Stored items
□ □ □ □ □ □ □

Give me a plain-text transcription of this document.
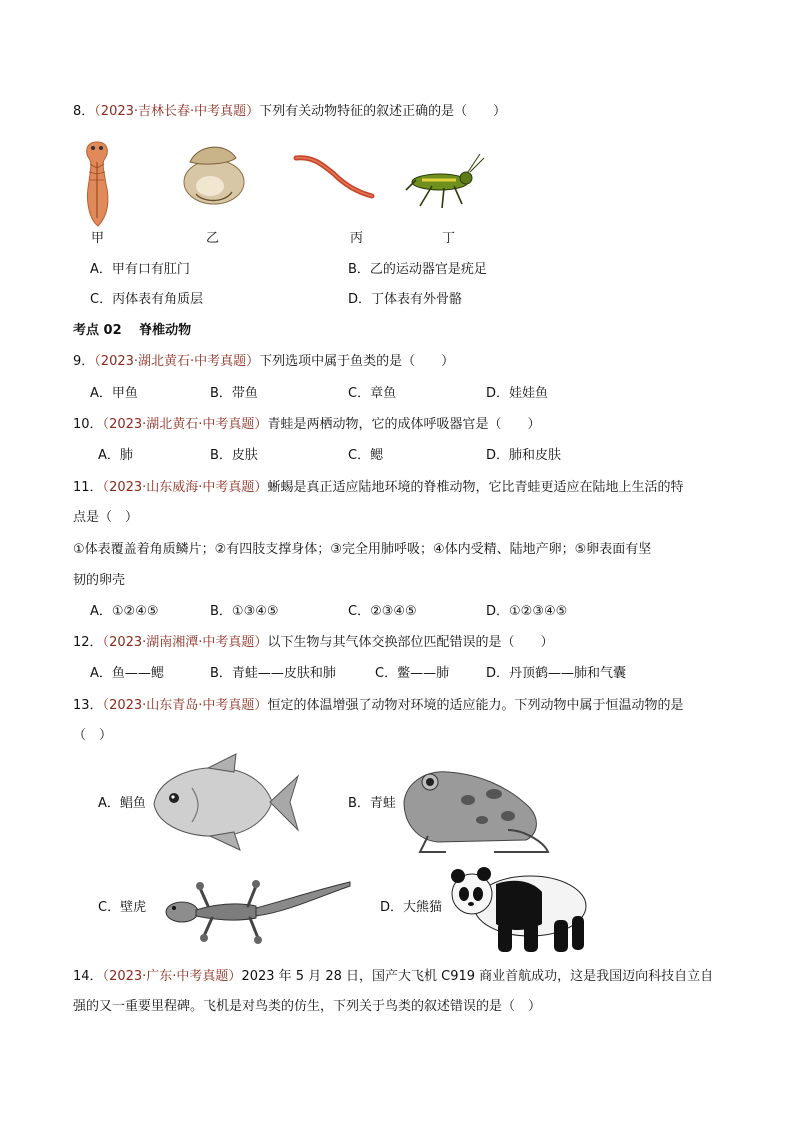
8．（2023·吉林长春·中考真题）下列有关动物特征的叙述正确的是（　　）
甲	乙	丙	丁
A．甲有口有肛门	B．乙的运动器官是疣足
C．丙体表有角质层	D．丁体表有外骨骼
考点 02　 脊椎动物
9．（2023·湖北黄石·中考真题）下列选项中属于鱼类的是（　　）
A．甲鱼	B．带鱼	C．章鱼	D．娃娃鱼
10．（2023·湖北黄石·中考真题）青蛙是两栖动物，它的成体呼吸器官是（　　）
A．肺	B．皮肤	C．鳃	D．肺和皮肤
11．（2023·山东威海·中考真题）蜥蜴是真正适应陆地环境的脊椎动物，它比青蛙更适应在陆地上生活的特
点是（　）
①体表覆盖着角质鳞片；②有四肢支撑身体；③完全用肺呼吸；④体内受精、陆地产卵；⑤卵表面有坚
韧的卵壳
A．①②④⑤	B．①③④⑤	C．②③④⑤	D．①②③④⑤
12．（2023·湖南湘潭·中考真题）以下生物与其气体交换部位匹配错误的是（　　）
A．鱼——鳃	B．青蛙——皮肤和肺	C．鳖——肺	D．丹顶鹤——肺和气囊
13．（2023·山东青岛·中考真题）恒定的体温增强了动物对环境的适应能力。下列动物中属于恒温动物的是
（　）
A．鲳鱼	B．青蛙
C．壁虎	D．大熊猫
14．（2023·广东·中考真题）2023 年 5 月 28 日，国产大飞机 C919 商业首航成功，这是我国迈向科技自立自
强的又一重要里程碑。飞机是对鸟类的仿生，下列关于鸟类的叙述错误的是（　）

□ □ □ □ □ □ □

Given problem:
Copy the records above exactly, leaving out every picture.

Reply:
Give me a plain-text transcription of this document.
8．（2023·吉林长春·中考真题）下列有关动物特征的叙述正确的是（　　）
甲	乙	丙	丁
A．甲有口有肛门	B．乙的运动器官是疣足
C．丙体表有角质层	D．丁体表有外骨骼
考点 02　 脊椎动物
9．（2023·湖北黄石·中考真题）下列选项中属于鱼类的是（　　）
A．甲鱼	B．带鱼	C．章鱼	D．娃娃鱼
10．（2023·湖北黄石·中考真题）青蛙是两栖动物，它的成体呼吸器官是（　　）
A．肺	B．皮肤	C．鳃	D．肺和皮肤
11．（2023·山东威海·中考真题）蜥蜴是真正适应陆地环境的脊椎动物，它比青蛙更适应在陆地上生活的特
点是（　）
①体表覆盖着角质鳞片；②有四肢支撑身体；③完全用肺呼吸；④体内受精、陆地产卵；⑤卵表面有坚
韧的卵壳
A．①②④⑤	B．①③④⑤	C．②③④⑤	D．①②③④⑤
12．（2023·湖南湘潭·中考真题）以下生物与其气体交换部位匹配错误的是（　　）
A．鱼——鳃	B．青蛙——皮肤和肺	C．鳖——肺	D．丹顶鹤——肺和气囊
13．（2023·山东青岛·中考真题）恒定的体温增强了动物对环境的适应能力。下列动物中属于恒温动物的是
（　）
A．鲳鱼	B．青蛙
C．壁虎	D．大熊猫
14．（2023·广东·中考真题）2023 年 5 月 28 日，国产大飞机 C919 商业首航成功，这是我国迈向科技自立自
强的又一重要里程碑。飞机是对鸟类的仿生，下列关于鸟类的叙述错误的是（　）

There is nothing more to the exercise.